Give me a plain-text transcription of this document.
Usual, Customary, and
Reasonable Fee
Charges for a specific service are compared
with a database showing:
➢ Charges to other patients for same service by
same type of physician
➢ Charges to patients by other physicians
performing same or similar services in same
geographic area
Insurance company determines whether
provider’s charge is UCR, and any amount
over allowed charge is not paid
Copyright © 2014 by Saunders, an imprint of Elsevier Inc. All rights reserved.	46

******

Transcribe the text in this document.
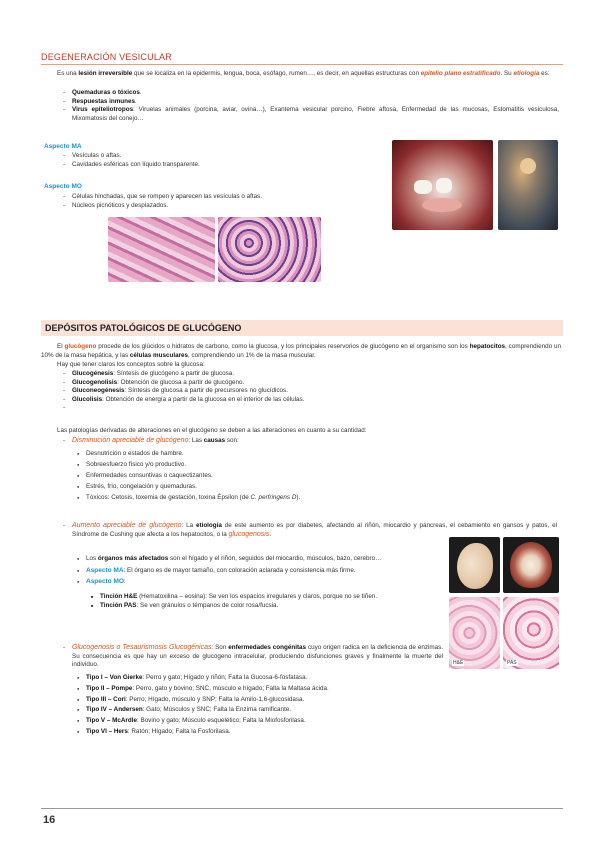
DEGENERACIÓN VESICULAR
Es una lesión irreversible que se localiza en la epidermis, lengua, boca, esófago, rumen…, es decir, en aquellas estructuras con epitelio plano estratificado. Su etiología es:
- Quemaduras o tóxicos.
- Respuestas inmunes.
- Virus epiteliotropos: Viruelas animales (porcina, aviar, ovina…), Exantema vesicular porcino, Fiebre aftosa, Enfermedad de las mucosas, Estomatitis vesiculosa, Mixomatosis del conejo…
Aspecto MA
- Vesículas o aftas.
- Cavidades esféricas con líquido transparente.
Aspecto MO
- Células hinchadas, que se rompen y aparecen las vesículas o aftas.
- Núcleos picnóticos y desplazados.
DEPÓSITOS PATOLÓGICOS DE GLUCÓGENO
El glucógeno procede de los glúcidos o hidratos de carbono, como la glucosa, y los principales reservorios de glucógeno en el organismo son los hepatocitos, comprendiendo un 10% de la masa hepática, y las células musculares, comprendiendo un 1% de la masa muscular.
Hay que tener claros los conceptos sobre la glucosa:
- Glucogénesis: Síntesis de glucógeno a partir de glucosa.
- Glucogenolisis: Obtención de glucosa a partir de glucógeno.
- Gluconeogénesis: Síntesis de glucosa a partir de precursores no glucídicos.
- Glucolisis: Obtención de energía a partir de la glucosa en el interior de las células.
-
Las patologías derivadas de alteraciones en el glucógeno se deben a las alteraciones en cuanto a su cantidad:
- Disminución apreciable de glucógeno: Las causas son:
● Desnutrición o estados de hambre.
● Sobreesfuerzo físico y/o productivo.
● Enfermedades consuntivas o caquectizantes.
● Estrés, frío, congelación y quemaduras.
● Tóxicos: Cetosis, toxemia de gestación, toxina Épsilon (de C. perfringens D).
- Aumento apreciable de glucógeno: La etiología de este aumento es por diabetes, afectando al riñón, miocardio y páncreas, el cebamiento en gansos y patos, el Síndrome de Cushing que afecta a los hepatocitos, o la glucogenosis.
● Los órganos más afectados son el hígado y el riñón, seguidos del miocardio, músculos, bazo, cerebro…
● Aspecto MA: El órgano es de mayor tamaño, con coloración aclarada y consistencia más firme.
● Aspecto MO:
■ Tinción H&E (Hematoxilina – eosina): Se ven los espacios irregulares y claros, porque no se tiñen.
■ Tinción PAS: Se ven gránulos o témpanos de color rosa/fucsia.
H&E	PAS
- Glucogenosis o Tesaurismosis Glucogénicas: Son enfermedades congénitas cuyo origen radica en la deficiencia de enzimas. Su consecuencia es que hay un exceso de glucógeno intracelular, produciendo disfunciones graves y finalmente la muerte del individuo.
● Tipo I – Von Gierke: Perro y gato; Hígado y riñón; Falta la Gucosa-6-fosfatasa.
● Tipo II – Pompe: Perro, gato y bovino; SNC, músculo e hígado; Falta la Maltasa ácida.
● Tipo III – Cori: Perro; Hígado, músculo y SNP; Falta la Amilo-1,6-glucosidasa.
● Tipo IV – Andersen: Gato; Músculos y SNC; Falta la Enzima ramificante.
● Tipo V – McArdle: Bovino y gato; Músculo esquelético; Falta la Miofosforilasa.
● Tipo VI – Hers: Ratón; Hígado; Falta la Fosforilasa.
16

******

__Your instructions__
Copy each line of the entries that includes the word "other".

__Answer section__
➢ Charges to other patients for same service by
➢ Charges to patients by other physicians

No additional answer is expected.